YOUR GOAL » Could you copy every line from the material below in which "design" appears?

─── DATASET EXCERPTS ───

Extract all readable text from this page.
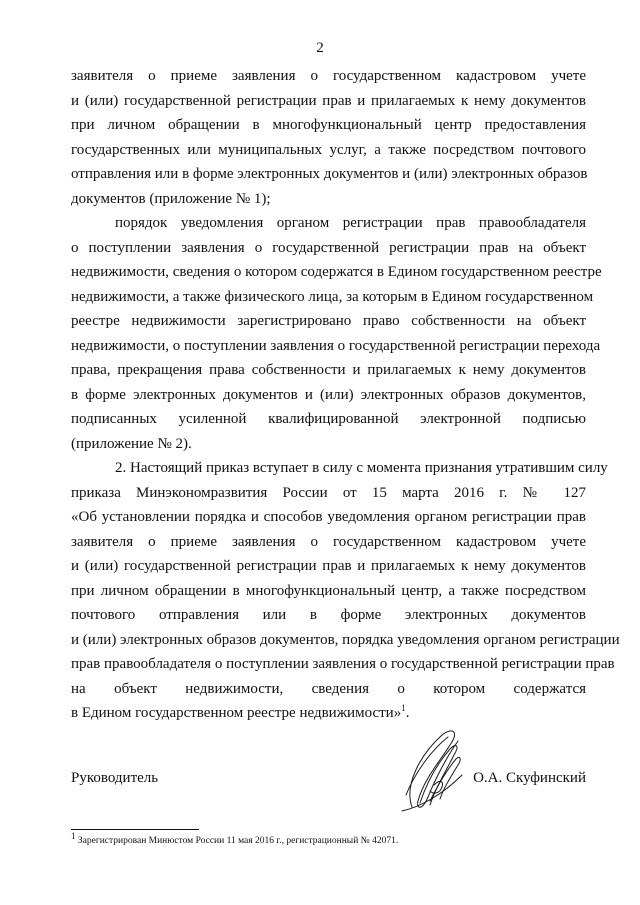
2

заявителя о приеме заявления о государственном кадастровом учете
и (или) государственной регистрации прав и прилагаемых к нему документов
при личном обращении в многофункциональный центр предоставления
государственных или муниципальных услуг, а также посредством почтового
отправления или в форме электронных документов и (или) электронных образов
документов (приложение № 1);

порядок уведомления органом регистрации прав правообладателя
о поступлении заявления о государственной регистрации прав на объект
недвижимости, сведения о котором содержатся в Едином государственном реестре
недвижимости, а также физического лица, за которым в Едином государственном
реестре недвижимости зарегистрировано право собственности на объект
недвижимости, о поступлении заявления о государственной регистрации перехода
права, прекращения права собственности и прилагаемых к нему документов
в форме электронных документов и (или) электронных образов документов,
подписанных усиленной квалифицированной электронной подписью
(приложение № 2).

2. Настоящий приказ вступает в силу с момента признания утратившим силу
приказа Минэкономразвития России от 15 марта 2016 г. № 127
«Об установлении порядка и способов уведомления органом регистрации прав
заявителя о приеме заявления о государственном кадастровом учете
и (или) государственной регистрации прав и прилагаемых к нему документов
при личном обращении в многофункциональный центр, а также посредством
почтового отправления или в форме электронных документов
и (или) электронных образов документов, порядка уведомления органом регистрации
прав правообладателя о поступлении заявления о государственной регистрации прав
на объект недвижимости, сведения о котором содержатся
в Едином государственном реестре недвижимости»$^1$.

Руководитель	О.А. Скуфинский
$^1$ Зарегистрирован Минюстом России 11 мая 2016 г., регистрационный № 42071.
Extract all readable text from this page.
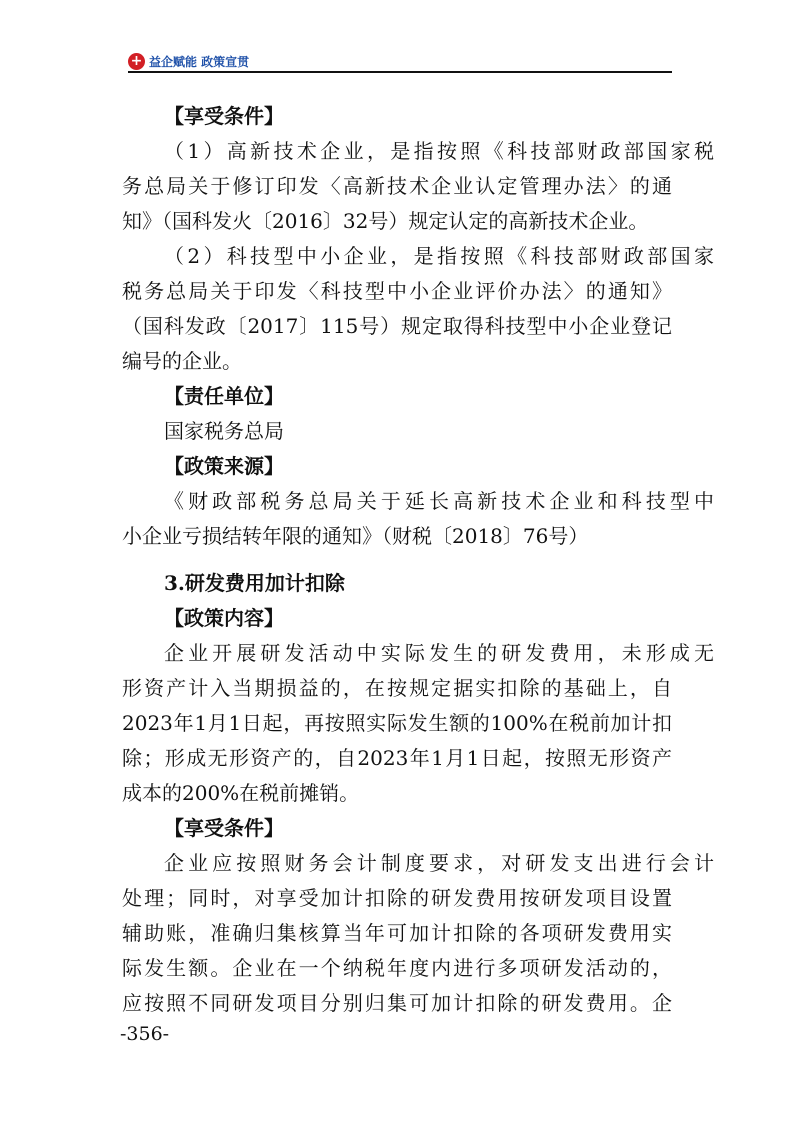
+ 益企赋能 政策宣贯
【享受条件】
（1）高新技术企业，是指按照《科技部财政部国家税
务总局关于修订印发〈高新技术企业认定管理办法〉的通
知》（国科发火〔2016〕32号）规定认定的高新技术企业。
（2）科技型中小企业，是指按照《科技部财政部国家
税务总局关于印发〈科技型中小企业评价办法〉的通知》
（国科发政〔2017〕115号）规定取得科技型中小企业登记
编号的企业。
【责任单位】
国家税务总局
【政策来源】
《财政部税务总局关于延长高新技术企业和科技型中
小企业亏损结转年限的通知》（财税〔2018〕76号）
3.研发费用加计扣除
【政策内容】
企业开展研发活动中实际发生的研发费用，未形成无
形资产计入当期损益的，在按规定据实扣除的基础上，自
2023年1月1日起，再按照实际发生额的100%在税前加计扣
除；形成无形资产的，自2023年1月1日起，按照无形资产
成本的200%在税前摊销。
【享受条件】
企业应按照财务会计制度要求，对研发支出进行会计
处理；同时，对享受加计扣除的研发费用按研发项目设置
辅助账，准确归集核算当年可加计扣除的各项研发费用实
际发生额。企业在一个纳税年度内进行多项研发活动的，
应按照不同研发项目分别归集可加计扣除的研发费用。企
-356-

───
─── DATASET EXCERPTS ───

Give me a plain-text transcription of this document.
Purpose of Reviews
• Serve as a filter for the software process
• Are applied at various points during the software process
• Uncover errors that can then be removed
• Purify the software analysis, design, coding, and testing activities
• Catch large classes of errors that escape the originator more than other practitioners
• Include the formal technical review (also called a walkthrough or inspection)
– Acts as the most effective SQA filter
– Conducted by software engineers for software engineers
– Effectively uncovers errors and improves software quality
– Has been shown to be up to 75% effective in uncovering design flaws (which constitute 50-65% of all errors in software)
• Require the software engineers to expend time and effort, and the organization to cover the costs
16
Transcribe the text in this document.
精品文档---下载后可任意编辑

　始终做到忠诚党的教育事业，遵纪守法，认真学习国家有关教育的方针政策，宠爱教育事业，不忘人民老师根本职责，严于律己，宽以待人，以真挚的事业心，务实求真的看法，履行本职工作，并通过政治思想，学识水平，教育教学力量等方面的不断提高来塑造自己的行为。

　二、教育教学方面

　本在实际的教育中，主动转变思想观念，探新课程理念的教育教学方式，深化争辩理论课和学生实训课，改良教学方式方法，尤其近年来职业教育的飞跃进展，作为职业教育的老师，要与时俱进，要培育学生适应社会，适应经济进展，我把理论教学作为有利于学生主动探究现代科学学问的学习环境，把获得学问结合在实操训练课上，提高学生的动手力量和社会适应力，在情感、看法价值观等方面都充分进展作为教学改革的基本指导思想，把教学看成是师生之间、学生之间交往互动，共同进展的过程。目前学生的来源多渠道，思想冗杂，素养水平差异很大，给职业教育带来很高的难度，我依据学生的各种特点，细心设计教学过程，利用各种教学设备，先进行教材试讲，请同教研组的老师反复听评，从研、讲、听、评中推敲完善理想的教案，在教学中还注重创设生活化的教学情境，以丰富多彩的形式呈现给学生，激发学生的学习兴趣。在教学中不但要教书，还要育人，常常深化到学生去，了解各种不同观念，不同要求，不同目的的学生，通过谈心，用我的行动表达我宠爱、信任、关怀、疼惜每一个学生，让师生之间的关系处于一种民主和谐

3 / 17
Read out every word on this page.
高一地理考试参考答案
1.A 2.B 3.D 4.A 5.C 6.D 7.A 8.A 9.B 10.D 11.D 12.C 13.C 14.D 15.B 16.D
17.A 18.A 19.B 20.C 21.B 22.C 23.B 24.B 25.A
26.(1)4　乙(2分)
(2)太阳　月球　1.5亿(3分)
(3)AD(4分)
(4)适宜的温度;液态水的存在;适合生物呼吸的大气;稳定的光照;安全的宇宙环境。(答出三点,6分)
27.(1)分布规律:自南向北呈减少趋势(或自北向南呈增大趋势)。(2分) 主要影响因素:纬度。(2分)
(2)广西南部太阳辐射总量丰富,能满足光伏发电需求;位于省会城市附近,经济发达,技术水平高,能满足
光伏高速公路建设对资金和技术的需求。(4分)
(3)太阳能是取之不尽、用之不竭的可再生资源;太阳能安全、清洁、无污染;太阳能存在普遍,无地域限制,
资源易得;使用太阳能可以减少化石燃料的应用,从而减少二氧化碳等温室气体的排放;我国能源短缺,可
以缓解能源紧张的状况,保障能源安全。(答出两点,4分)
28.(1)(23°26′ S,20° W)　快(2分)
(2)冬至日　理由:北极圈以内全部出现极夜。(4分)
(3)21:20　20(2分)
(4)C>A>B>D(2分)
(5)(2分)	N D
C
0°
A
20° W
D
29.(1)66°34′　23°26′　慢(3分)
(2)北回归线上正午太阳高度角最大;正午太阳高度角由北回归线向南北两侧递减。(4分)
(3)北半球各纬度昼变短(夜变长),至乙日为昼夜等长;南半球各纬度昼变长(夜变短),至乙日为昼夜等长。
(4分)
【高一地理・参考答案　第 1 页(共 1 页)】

───
─── DATASET EXCERPTS ───

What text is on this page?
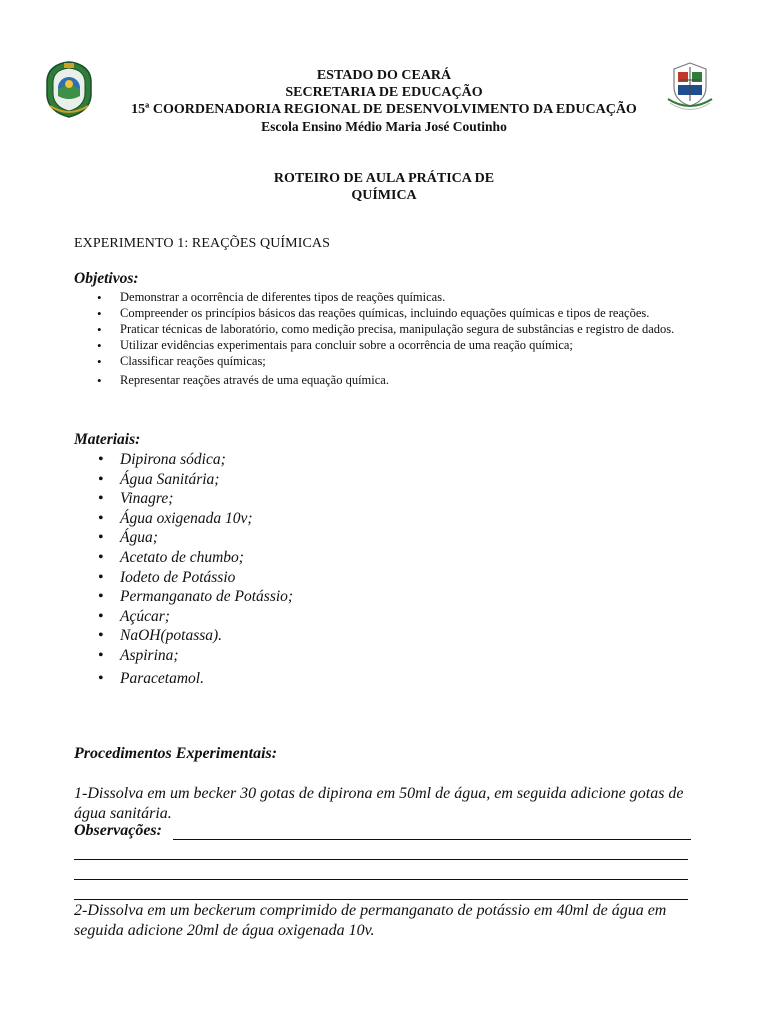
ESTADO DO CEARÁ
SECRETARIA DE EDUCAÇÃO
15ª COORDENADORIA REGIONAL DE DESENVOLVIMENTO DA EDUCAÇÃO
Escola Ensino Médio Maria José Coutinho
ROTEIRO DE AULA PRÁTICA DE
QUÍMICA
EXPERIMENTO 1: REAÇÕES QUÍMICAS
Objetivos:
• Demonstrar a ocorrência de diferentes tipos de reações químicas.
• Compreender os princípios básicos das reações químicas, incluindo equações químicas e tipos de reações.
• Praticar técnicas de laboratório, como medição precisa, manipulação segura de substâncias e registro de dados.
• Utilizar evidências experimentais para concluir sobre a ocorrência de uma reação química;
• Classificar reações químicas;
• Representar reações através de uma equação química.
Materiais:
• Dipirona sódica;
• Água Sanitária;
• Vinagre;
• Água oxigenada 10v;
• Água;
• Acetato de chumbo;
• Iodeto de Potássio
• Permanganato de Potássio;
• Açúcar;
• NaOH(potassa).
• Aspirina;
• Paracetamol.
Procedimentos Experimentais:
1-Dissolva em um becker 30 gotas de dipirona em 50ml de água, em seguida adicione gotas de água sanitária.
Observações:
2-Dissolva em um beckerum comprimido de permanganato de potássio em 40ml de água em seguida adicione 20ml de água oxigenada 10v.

───

RESULT »
• Purify the software analysis, design, coding, and testing activities
– Has been shown to be up to 75% effective in uncovering design flaws (which constitute 50-65% of all errors in software)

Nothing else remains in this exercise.